* Start *

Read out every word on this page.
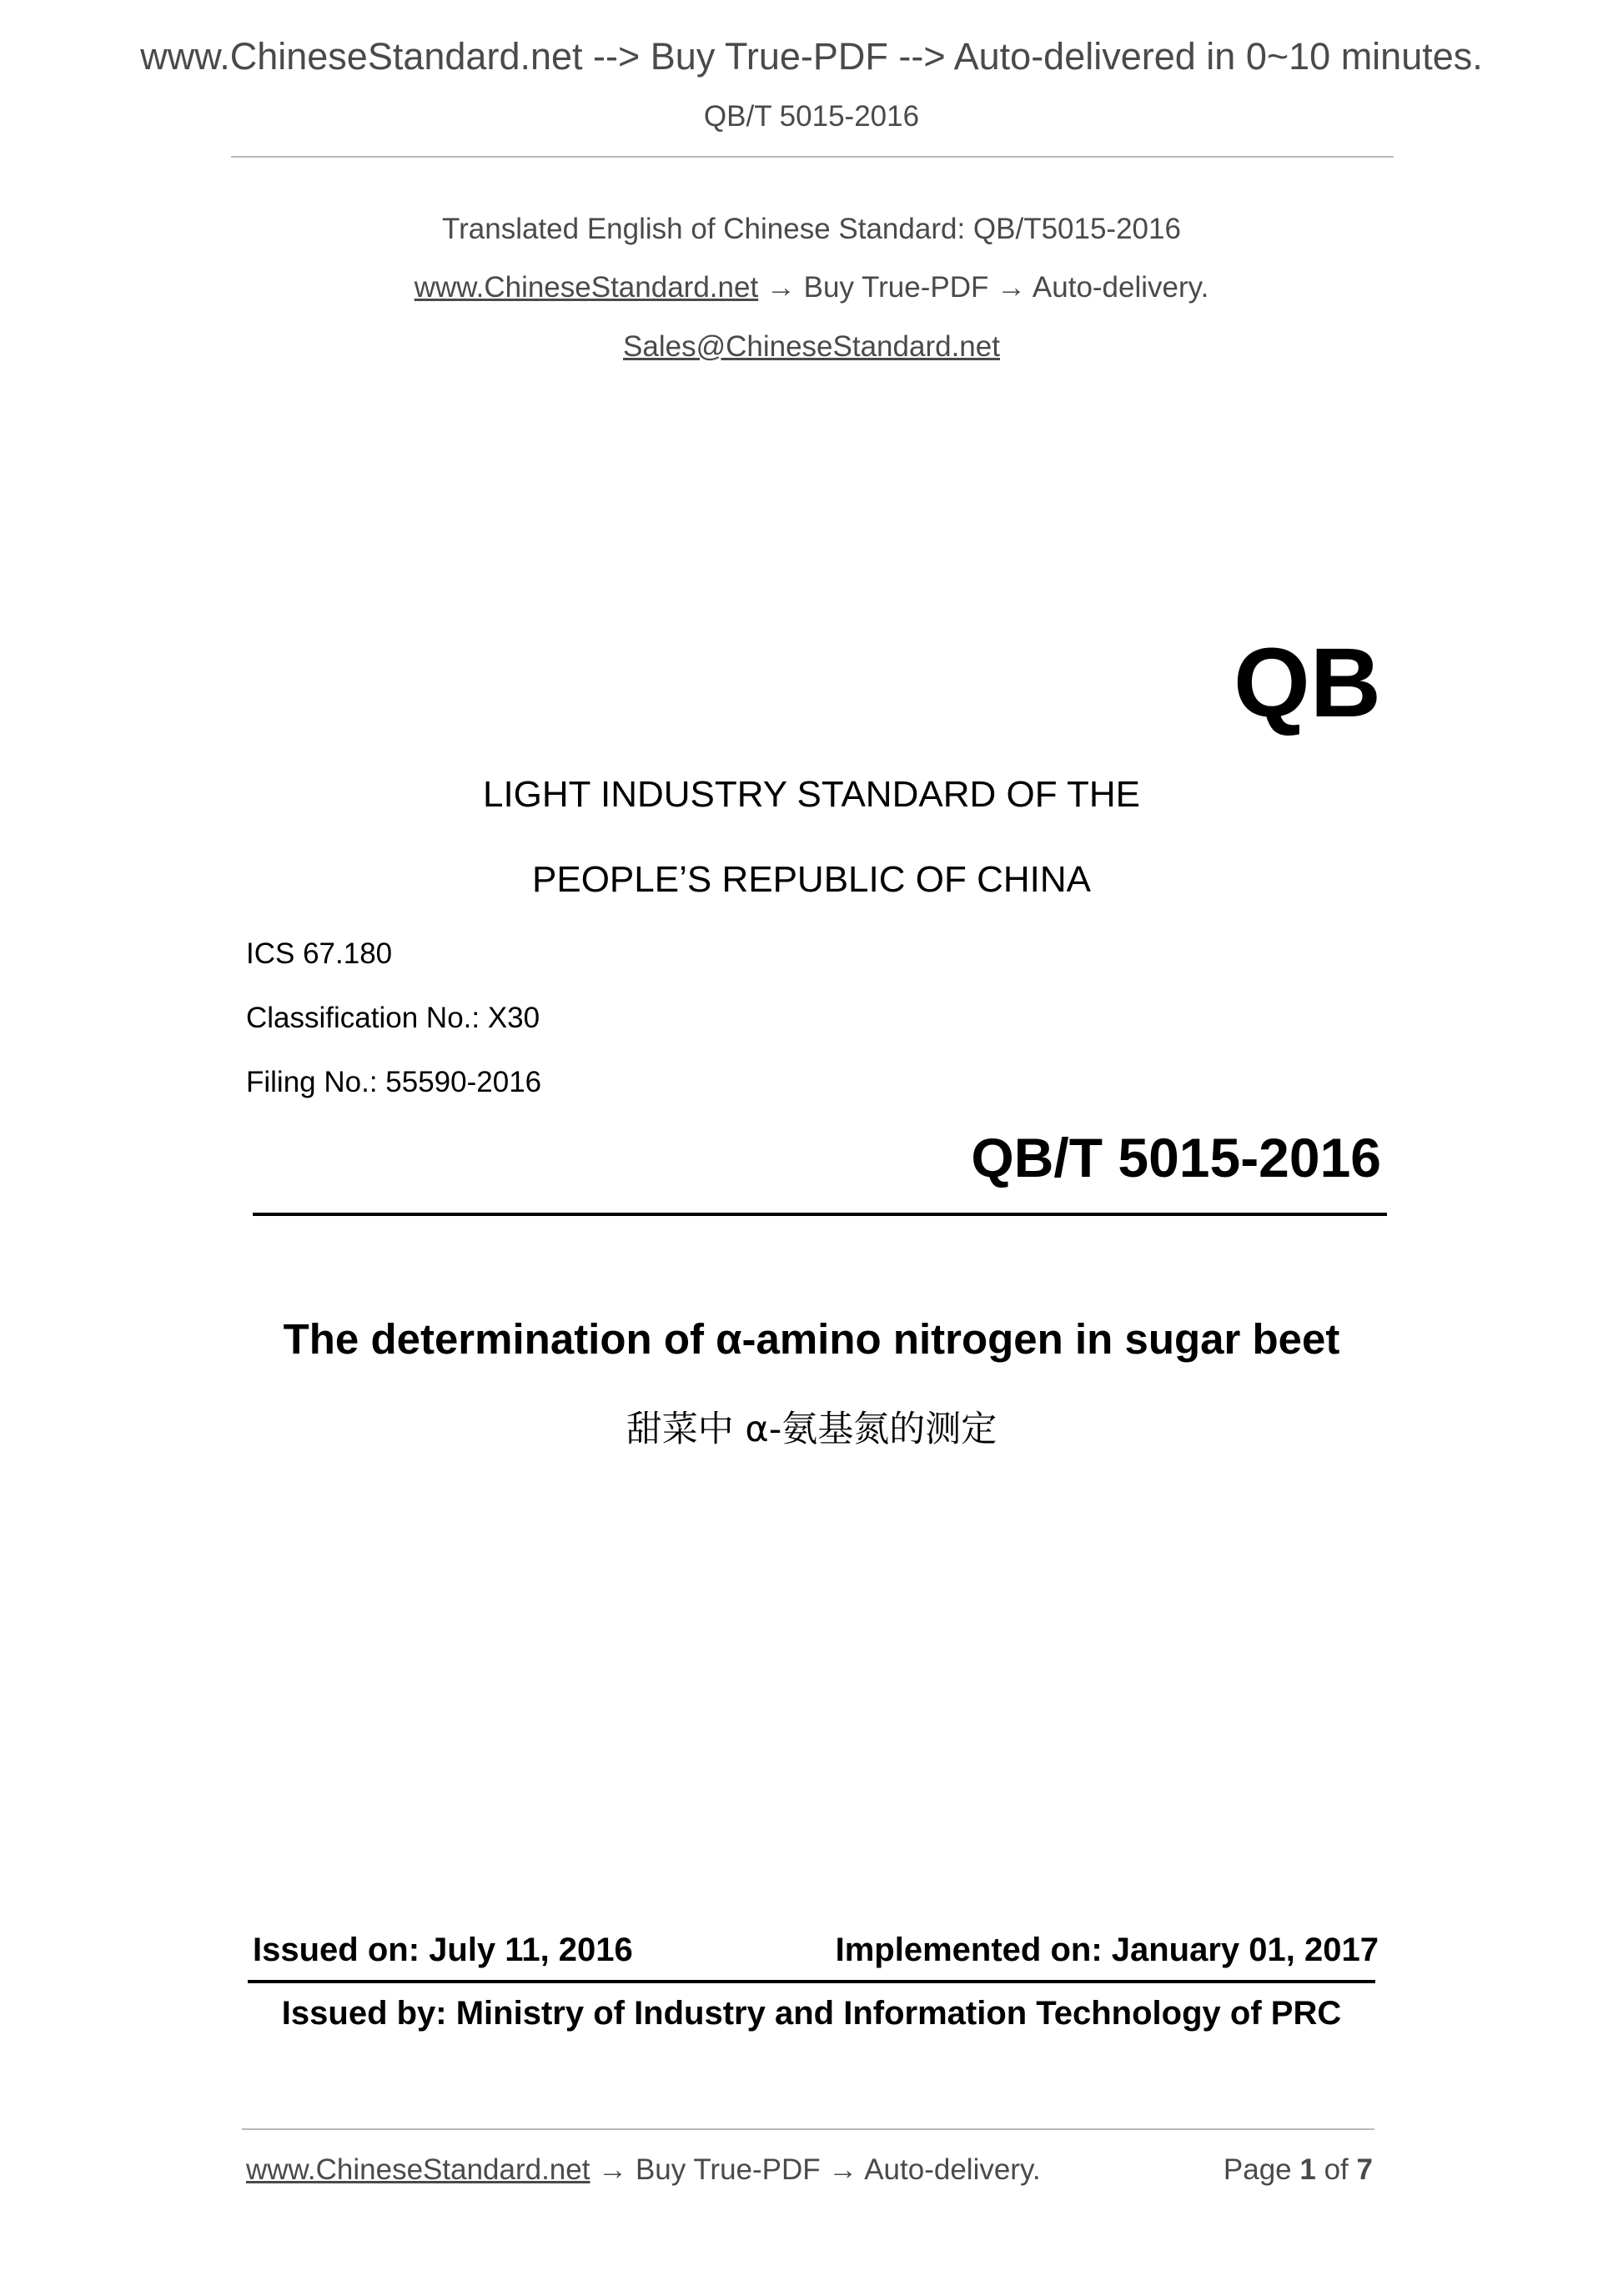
www.ChineseStandard.net --> Buy True-PDF --> Auto-delivered in 0~10 minutes.
QB/T 5015-2016
Translated English of Chinese Standard: QB/T5015-2016
www.ChineseStandard.net → Buy True-PDF → Auto-delivery.
Sales@ChineseStandard.net
QB
LIGHT INDUSTRY STANDARD OF THE
PEOPLE’S REPUBLIC OF CHINA
ICS 67.180
Classification No.: X30
Filing No.: 55590-2016
QB/T 5015-2016
The determination of α-amino nitrogen in sugar beet
甜菜中 α-氨基氮的测定
Issued on: July 11, 2016	Implemented on: January 01, 2017
Issued by: Ministry of Industry and Information Technology of PRC
www.ChineseStandard.net → Buy True-PDF → Auto-delivery.	Page 1 of 7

* End *

- [What needs to be done]: Without the pictures, write out every entry precisely as it appears.

- [Response]:
Read out every word on this page.
www.ChineseStandard.net --> Buy True-PDF --> Auto-delivered in 0~10 minutes.
QB/T 5015-2016
Translated English of Chinese Standard: QB/T5015-2016
www.ChineseStandard.net → Buy True-PDF → Auto-delivery.
Sales@ChineseStandard.net
QB
LIGHT INDUSTRY STANDARD OF THE
PEOPLE’S REPUBLIC OF CHINA
ICS 67.180
Classification No.: X30
Filing No.: 55590-2016
QB/T 5015-2016
The determination of α-amino nitrogen in sugar beet
甜菜中 α-氨基氮的测定
Issued on: July 11, 2016	Implemented on: January 01, 2017
Issued by: Ministry of Industry and Information Technology of PRC
www.ChineseStandard.net → Buy True-PDF → Auto-delivery.	Page 1 of 7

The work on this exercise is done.